▸ Short exercise
Reproduce every entry exactly, without alteration.

▸ Data for processing
•••••
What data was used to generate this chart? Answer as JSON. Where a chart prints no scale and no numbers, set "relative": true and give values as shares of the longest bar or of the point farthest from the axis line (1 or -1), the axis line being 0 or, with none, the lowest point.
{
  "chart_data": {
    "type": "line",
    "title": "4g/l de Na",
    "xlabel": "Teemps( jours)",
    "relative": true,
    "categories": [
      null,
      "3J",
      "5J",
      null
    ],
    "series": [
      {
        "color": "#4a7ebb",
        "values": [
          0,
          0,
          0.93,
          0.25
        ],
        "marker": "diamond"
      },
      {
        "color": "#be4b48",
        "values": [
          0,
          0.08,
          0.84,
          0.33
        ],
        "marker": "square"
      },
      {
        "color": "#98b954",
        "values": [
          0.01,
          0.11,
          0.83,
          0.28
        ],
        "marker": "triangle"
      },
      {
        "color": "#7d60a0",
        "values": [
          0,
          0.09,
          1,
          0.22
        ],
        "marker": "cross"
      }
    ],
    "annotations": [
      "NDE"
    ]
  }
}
•••••
▸ Final result
What data was used to generate this chart? Answer as JSON. Where a chart prints no scale and no numbers, set "relative": true and give values as shares of the longest bar or of the point farthest from the axis line (1 or -1), the axis line being 0 or, with none, the lowest point.
{
  "chart_data": {
    "type": "line",
    "title": "4g/l de Na",
    "xlabel": "Teemps( jours)",
    "relative": true,
    "categories": [
      null,
      "3J",
      "5J",
      null
    ],
    "series": [
      {
        "color": "#4a7ebb",
        "values": [
          0,
          0,
          0.93,
          0.25
        ],
        "marker": "diamond"
      },
      {
        "color": "#be4b48",
        "values": [
          0,
          0.08,
          0.84,
          0.33
        ],
        "marker": "square"
      },
      {
        "color": "#98b954",
        "values": [
          0.01,
          0.11,
          0.83,
          0.28
        ],
        "marker": "triangle"
      },
      {
        "color": "#7d60a0",
        "values": [
          0,
          0.09,
          1,
          0.22
        ],
        "marker": "cross"
      }
    ],
    "annotations": [
      "NDE"
    ]
  }
}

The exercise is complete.